GIVEN TASK: Transcribe every entry word for word. Skip the pictures.
-- Begin RECORDS PROVIDED --
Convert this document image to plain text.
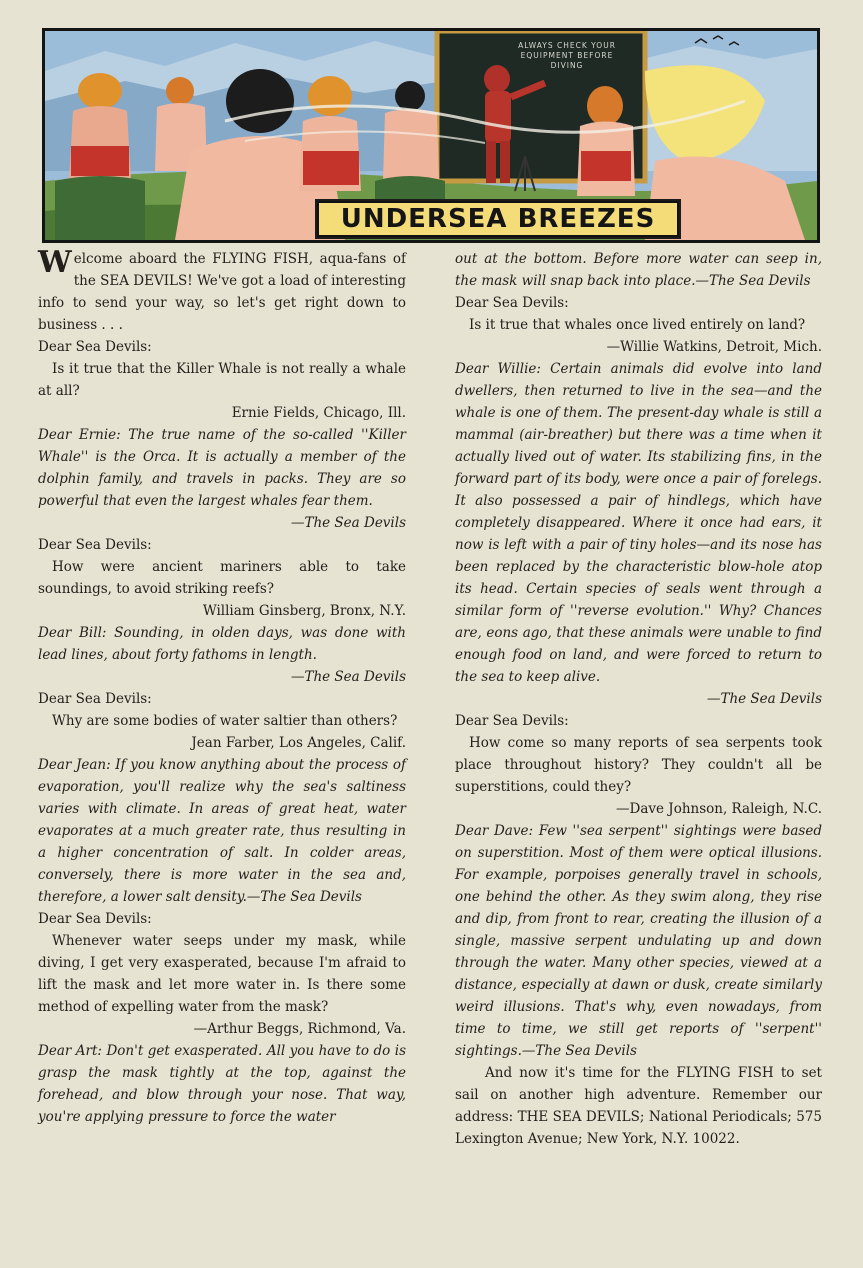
ALWAYS CHECK YOUR EQUIPMENT BEFORE DIVING
UNDERSEA BREEZES

Welcome aboard the FLYING FISH, aqua-fans of the SEA DEVILS! We've got a load of interesting info to send your way, so let's get right down to business . . .

Dear Sea Devils:

Is it true that the Killer Whale is not really a whale at all?

Ernie Fields, Chicago, Ill.

Dear Ernie: The true name of the so-called ''Killer Whale'' is the Orca. It is actually a member of the dolphin family, and travels in packs. They are so powerful that even the largest whales fear them.

—The Sea Devils

Dear Sea Devils:

How were ancient mariners able to take soundings, to avoid striking reefs?

William Ginsberg, Bronx, N.Y.

Dear Bill: Sounding, in olden days, was done with lead lines, about forty fathoms in length.

—The Sea Devils

Dear Sea Devils:

Why are some bodies of water saltier than others?

Jean Farber, Los Angeles, Calif.

Dear Jean: If you know anything about the process of evaporation, you'll realize why the sea's saltiness varies with climate. In areas of great heat, water evaporates at a much greater rate, thus resulting in a higher concentration of salt. In colder areas, conversely, there is more water in the sea and, therefore, a lower salt density.—The Sea Devils

Dear Sea Devils:

Whenever water seeps under my mask, while diving, I get very exasperated, because I'm afraid to lift the mask and let more water in. Is there some method of expelling water from the mask?

—Arthur Beggs, Richmond, Va.

Dear Art: Don't get exasperated. All you have to do is grasp the mask tightly at the top, against the forehead, and blow through your nose. That way, you're applying pressure to force the water

out at the bottom. Before more water can seep in, the mask will snap back into place.—The Sea Devils

Dear Sea Devils:

Is it true that whales once lived entirely on land?

—Willie Watkins, Detroit, Mich.

Dear Willie: Certain animals did evolve into land dwellers, then returned to live in the sea—and the whale is one of them. The present-day whale is still a mammal (air-breather) but there was a time when it actually lived out of water. Its stabilizing fins, in the forward part of its body, were once a pair of forelegs. It also possessed a pair of hindlegs, which have completely disappeared. Where it once had ears, it now is left with a pair of tiny holes—and its nose has been replaced by the characteristic blow-hole atop its head. Certain species of seals went through a similar form of ''reverse evolution.'' Why? Chances are, eons ago, that these animals were unable to find enough food on land, and were forced to return to the sea to keep alive.

—The Sea Devils

Dear Sea Devils:

How come so many reports of sea serpents took place throughout history? They couldn't all be superstitions, could they?

—Dave Johnson, Raleigh, N.C.

Dear Dave: Few ''sea serpent'' sightings were based on superstition. Most of them were optical illusions. For example, porpoises generally travel in schools, one behind the other. As they swim along, they rise and dip, from front to rear, creating the illusion of a single, massive serpent undulating up and down through the water. Many other species, viewed at a distance, especially at dawn or dusk, create similarly weird illusions. That's why, even nowadays, from time to time, we still get reports of ''serpent'' sightings.—The Sea Devils

And now it's time for the FLYING FISH to set sail on another high adventure. Remember our address: THE SEA DEVILS; National Periodicals; 575 Lexington Avenue; New York, N.Y. 10022.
-- End RECORDS PROVIDED --
RESULT OF THE TASK:
Convert this document image to plain text.
ALWAYS CHECK YOUR EQUIPMENT BEFORE DIVING
UNDERSEA BREEZES

Welcome aboard the FLYING FISH, aqua-fans of the SEA DEVILS! We've got a load of interesting info to send your way, so let's get right down to business . . .

Dear Sea Devils:

Is it true that the Killer Whale is not really a whale at all?

Ernie Fields, Chicago, Ill.

Dear Ernie: The true name of the so-called ''Killer Whale'' is the Orca. It is actually a member of the dolphin family, and travels in packs. They are so powerful that even the largest whales fear them.

—The Sea Devils

Dear Sea Devils:

How were ancient mariners able to take soundings, to avoid striking reefs?

William Ginsberg, Bronx, N.Y.

Dear Bill: Sounding, in olden days, was done with lead lines, about forty fathoms in length.

—The Sea Devils

Dear Sea Devils:

Why are some bodies of water saltier than others?

Jean Farber, Los Angeles, Calif.

Dear Jean: If you know anything about the process of evaporation, you'll realize why the sea's saltiness varies with climate. In areas of great heat, water evaporates at a much greater rate, thus resulting in a higher concentration of salt. In colder areas, conversely, there is more water in the sea and, therefore, a lower salt density.—The Sea Devils

Dear Sea Devils:

Whenever water seeps under my mask, while diving, I get very exasperated, because I'm afraid to lift the mask and let more water in. Is there some method of expelling water from the mask?

—Arthur Beggs, Richmond, Va.

Dear Art: Don't get exasperated. All you have to do is grasp the mask tightly at the top, against the forehead, and blow through your nose. That way, you're applying pressure to force the water

out at the bottom. Before more water can seep in, the mask will snap back into place.—The Sea Devils

Dear Sea Devils:

Is it true that whales once lived entirely on land?

—Willie Watkins, Detroit, Mich.

Dear Willie: Certain animals did evolve into land dwellers, then returned to live in the sea—and the whale is one of them. The present-day whale is still a mammal (air-breather) but there was a time when it actually lived out of water. Its stabilizing fins, in the forward part of its body, were once a pair of forelegs. It also possessed a pair of hindlegs, which have completely disappeared. Where it once had ears, it now is left with a pair of tiny holes—and its nose has been replaced by the characteristic blow-hole atop its head. Certain species of seals went through a similar form of ''reverse evolution.'' Why? Chances are, eons ago, that these animals were unable to find enough food on land, and were forced to return to the sea to keep alive.

—The Sea Devils

Dear Sea Devils:

How come so many reports of sea serpents took place throughout history? They couldn't all be superstitions, could they?

—Dave Johnson, Raleigh, N.C.

Dear Dave: Few ''sea serpent'' sightings were based on superstition. Most of them were optical illusions. For example, porpoises generally travel in schools, one behind the other. As they swim along, they rise and dip, from front to rear, creating the illusion of a single, massive serpent undulating up and down through the water. Many other species, viewed at a distance, especially at dawn or dusk, create similarly weird illusions. That's why, even nowadays, from time to time, we still get reports of ''serpent'' sightings.—The Sea Devils

And now it's time for the FLYING FISH to set sail on another high adventure. Remember our address: THE SEA DEVILS; National Periodicals; 575 Lexington Avenue; New York, N.Y. 10022.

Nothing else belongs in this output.